Stored records
==================================================

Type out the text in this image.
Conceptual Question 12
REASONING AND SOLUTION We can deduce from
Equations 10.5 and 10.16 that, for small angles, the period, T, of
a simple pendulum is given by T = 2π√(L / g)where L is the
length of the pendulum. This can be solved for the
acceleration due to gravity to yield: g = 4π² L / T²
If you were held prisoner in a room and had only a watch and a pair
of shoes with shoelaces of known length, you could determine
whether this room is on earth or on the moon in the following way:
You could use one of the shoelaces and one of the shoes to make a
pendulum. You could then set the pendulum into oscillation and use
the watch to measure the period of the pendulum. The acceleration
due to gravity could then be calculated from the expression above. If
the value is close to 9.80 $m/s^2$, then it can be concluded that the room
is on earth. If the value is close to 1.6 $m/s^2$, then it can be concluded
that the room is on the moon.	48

==================================================

## Exercise description
Reproduce all the data word for word.

## Response for this exercise
Type out the text in this image.
Conceptual Question 12
REASONING AND SOLUTION We can deduce from
Equations 10.5 and 10.16 that, for small angles, the period, T, of
a simple pendulum is given by T = 2π√(L / g)where L is the
length of the pendulum. This can be solved for the
acceleration due to gravity to yield: g = 4π² L / T²
If you were held prisoner in a room and had only a watch and a pair
of shoes with shoelaces of known length, you could determine
whether this room is on earth or on the moon in the following way:
You could use one of the shoelaces and one of the shoes to make a
pendulum. You could then set the pendulum into oscillation and use
the watch to measure the period of the pendulum. The acceleration
due to gravity could then be calculated from the expression above. If
the value is close to 9.80 $m/s^2$, then it can be concluded that the room
is on earth. If the value is close to 1.6 $m/s^2$, then it can be concluded
that the room is on the moon.	48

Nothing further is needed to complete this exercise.